[Dataset items]

━━━━━━━━

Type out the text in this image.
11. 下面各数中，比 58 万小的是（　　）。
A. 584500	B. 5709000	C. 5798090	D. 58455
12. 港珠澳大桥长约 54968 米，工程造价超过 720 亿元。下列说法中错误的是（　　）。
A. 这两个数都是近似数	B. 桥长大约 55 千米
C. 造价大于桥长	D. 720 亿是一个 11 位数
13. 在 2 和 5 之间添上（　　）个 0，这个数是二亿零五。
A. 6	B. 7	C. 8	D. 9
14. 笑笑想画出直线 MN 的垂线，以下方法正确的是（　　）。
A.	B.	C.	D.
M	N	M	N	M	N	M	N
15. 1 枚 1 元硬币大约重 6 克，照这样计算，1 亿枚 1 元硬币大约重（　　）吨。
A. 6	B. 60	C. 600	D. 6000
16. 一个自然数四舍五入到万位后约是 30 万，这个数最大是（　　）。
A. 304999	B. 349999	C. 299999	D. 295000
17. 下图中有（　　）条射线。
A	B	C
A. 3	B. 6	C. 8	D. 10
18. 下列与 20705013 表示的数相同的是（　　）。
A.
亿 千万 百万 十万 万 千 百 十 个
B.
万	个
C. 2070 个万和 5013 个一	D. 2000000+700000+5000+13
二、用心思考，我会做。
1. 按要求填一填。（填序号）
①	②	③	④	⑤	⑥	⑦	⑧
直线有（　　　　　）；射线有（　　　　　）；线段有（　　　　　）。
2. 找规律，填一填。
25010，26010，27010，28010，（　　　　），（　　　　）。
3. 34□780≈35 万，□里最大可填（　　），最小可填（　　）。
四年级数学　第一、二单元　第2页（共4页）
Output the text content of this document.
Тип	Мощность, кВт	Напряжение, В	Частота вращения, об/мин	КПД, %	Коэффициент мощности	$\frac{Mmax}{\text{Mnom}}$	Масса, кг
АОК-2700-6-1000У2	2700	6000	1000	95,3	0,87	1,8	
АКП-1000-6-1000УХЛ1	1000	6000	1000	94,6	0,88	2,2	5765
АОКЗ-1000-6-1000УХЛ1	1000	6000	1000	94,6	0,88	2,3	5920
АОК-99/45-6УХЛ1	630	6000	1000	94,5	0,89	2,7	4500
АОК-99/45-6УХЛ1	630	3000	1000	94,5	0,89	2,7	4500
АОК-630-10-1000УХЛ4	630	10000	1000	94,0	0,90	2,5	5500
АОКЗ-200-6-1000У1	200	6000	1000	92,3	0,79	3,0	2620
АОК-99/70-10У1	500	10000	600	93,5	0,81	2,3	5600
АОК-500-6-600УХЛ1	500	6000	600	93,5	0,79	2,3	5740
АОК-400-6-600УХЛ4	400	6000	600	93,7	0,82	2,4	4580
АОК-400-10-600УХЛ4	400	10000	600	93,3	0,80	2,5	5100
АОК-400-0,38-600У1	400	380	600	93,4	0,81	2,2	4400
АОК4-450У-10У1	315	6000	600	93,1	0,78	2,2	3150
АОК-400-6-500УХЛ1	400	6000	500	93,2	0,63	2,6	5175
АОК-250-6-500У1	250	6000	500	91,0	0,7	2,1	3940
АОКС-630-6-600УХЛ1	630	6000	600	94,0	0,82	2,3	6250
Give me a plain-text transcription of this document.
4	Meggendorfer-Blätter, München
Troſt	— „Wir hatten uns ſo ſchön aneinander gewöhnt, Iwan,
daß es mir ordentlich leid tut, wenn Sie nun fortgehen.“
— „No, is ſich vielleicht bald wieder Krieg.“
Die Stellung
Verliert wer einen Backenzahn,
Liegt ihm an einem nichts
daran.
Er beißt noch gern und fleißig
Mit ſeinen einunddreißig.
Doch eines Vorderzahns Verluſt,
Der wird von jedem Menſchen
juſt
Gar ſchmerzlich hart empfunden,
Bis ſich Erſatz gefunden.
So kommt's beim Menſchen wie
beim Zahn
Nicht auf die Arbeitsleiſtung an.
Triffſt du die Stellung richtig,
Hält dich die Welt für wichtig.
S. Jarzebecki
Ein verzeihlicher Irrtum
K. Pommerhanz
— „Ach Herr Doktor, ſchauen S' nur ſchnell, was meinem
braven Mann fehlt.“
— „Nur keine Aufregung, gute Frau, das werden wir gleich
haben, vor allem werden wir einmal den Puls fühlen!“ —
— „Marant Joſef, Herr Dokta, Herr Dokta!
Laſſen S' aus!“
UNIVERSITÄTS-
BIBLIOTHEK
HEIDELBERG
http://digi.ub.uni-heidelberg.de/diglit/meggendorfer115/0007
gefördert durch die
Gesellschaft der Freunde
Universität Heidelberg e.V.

━━━━━━━━

--- EXERCISE GOAL ---
Write out the whole listing exactly.

--- ANSWER IN FULL ---
Type out the text in this image.
11. 下面各数中，比 58 万小的是（　　）。
A. 584500	B. 5709000	C. 5798090	D. 58455
12. 港珠澳大桥长约 54968 米，工程造价超过 720 亿元。下列说法中错误的是（　　）。
A. 这两个数都是近似数	B. 桥长大约 55 千米
C. 造价大于桥长	D. 720 亿是一个 11 位数
13. 在 2 和 5 之间添上（　　）个 0，这个数是二亿零五。
A. 6	B. 7	C. 8	D. 9
14. 笑笑想画出直线 MN 的垂线，以下方法正确的是（　　）。
A.	B.	C.	D.
M	N	M	N	M	N	M	N
15. 1 枚 1 元硬币大约重 6 克，照这样计算，1 亿枚 1 元硬币大约重（　　）吨。
A. 6	B. 60	C. 600	D. 6000
16. 一个自然数四舍五入到万位后约是 30 万，这个数最大是（　　）。
A. 304999	B. 349999	C. 299999	D. 295000
17. 下图中有（　　）条射线。
A	B	C
A. 3	B. 6	C. 8	D. 10
18. 下列与 20705013 表示的数相同的是（　　）。
A.
亿 千万 百万 十万 万 千 百 十 个
B.
万	个
C. 2070 个万和 5013 个一	D. 2000000+700000+5000+13
二、用心思考，我会做。
1. 按要求填一填。（填序号）
①	②	③	④	⑤	⑥	⑦	⑧
直线有（　　　　　）；射线有（　　　　　）；线段有（　　　　　）。
2. 找规律，填一填。
25010，26010，27010，28010，（　　　　），（　　　　）。
3. 34□780≈35 万，□里最大可填（　　），最小可填（　　）。
四年级数学　第一、二单元　第2页（共4页）
Output the text content of this document.
Тип	Мощность, кВт	Напряжение, В	Частота вращения, об/мин	КПД, %	Коэффициент мощности	$\frac{Mmax}{\text{Mnom}}$	Масса, кг
АОК-2700-6-1000У2	2700	6000	1000	95,3	0,87	1,8	
АКП-1000-6-1000УХЛ1	1000	6000	1000	94,6	0,88	2,2	5765
АОКЗ-1000-6-1000УХЛ1	1000	6000	1000	94,6	0,88	2,3	5920
АОК-99/45-6УХЛ1	630	6000	1000	94,5	0,89	2,7	4500
АОК-99/45-6УХЛ1	630	3000	1000	94,5	0,89	2,7	4500
АОК-630-10-1000УХЛ4	630	10000	1000	94,0	0,90	2,5	5500
АОКЗ-200-6-1000У1	200	6000	1000	92,3	0,79	3,0	2620
АОК-99/70-10У1	500	10000	600	93,5	0,81	2,3	5600
АОК-500-6-600УХЛ1	500	6000	600	93,5	0,79	2,3	5740
АОК-400-6-600УХЛ4	400	6000	600	93,7	0,82	2,4	4580
АОК-400-10-600УХЛ4	400	10000	600	93,3	0,80	2,5	5100
АОК-400-0,38-600У1	400	380	600	93,4	0,81	2,2	4400
АОК4-450У-10У1	315	6000	600	93,1	0,78	2,2	3150
АОК-400-6-500УХЛ1	400	6000	500	93,2	0,63	2,6	5175
АОК-250-6-500У1	250	6000	500	91,0	0,7	2,1	3940
АОКС-630-6-600УХЛ1	630	6000	600	94,0	0,82	2,3	6250
Give me a plain-text transcription of this document.
4	Meggendorfer-Blätter, München
Troſt	— „Wir hatten uns ſo ſchön aneinander gewöhnt, Iwan,
daß es mir ordentlich leid tut, wenn Sie nun fortgehen.“
— „No, is ſich vielleicht bald wieder Krieg.“
Die Stellung
Verliert wer einen Backenzahn,
Liegt ihm an einem nichts
daran.
Er beißt noch gern und fleißig
Mit ſeinen einunddreißig.
Doch eines Vorderzahns Verluſt,
Der wird von jedem Menſchen
juſt
Gar ſchmerzlich hart empfunden,
Bis ſich Erſatz gefunden.
So kommt's beim Menſchen wie
beim Zahn
Nicht auf die Arbeitsleiſtung an.
Triffſt du die Stellung richtig,
Hält dich die Welt für wichtig.
S. Jarzebecki
Ein verzeihlicher Irrtum
K. Pommerhanz
— „Ach Herr Doktor, ſchauen S' nur ſchnell, was meinem
braven Mann fehlt.“
— „Nur keine Aufregung, gute Frau, das werden wir gleich
haben, vor allem werden wir einmal den Puls fühlen!“ —
— „Marant Joſef, Herr Dokta, Herr Dokta!
Laſſen S' aus!“
UNIVERSITÄTS-
BIBLIOTHEK
HEIDELBERG
http://digi.ub.uni-heidelberg.de/diglit/meggendorfer115/0007
gefördert durch die
Gesellschaft der Freunde
Universität Heidelberg e.V.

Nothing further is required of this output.